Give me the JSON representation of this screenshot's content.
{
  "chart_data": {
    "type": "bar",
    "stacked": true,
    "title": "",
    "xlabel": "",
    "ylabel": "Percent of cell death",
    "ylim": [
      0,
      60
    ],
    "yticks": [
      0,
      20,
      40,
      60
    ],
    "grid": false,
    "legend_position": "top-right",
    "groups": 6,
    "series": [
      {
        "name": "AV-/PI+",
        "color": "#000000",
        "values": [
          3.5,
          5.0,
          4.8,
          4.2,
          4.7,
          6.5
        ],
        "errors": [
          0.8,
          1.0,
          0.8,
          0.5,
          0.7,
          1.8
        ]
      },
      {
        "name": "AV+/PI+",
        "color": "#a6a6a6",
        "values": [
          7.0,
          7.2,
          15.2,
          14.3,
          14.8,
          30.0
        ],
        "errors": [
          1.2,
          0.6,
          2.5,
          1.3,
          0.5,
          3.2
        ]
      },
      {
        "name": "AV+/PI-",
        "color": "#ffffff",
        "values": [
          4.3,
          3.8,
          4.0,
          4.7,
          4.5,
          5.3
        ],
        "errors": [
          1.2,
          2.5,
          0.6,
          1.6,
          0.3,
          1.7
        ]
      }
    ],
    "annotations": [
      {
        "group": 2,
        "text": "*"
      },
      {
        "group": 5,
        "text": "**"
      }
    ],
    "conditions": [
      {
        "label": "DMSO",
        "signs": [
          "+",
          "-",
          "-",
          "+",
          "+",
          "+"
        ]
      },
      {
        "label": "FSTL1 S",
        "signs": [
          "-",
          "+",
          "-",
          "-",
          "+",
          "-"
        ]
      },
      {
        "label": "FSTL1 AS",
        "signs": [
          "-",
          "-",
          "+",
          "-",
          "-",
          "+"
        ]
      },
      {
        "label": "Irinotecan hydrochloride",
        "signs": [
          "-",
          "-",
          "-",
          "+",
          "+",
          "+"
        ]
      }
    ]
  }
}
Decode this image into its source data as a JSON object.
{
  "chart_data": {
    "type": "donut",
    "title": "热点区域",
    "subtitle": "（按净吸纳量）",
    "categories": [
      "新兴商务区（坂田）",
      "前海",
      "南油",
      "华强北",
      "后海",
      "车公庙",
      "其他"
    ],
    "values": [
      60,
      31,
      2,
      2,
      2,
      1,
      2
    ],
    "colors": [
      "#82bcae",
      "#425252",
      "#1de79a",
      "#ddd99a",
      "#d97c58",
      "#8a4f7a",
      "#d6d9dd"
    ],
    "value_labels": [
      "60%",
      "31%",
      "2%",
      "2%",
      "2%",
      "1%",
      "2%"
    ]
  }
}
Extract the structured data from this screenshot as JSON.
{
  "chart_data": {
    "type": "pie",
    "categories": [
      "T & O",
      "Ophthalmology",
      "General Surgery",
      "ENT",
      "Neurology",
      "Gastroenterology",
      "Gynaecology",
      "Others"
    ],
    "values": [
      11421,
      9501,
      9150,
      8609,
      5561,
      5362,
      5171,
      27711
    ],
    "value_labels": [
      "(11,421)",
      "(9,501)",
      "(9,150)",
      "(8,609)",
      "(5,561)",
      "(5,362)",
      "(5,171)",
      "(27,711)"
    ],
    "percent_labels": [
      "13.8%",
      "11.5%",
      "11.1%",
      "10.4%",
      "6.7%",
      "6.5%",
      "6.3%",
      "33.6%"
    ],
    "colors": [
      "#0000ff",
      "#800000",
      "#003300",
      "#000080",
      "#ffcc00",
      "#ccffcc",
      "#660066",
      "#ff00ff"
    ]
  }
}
* * * *
• [Problem]: Using the material above, work out how many lines contain the string "this". Give that number alone.

• [Task output]: 3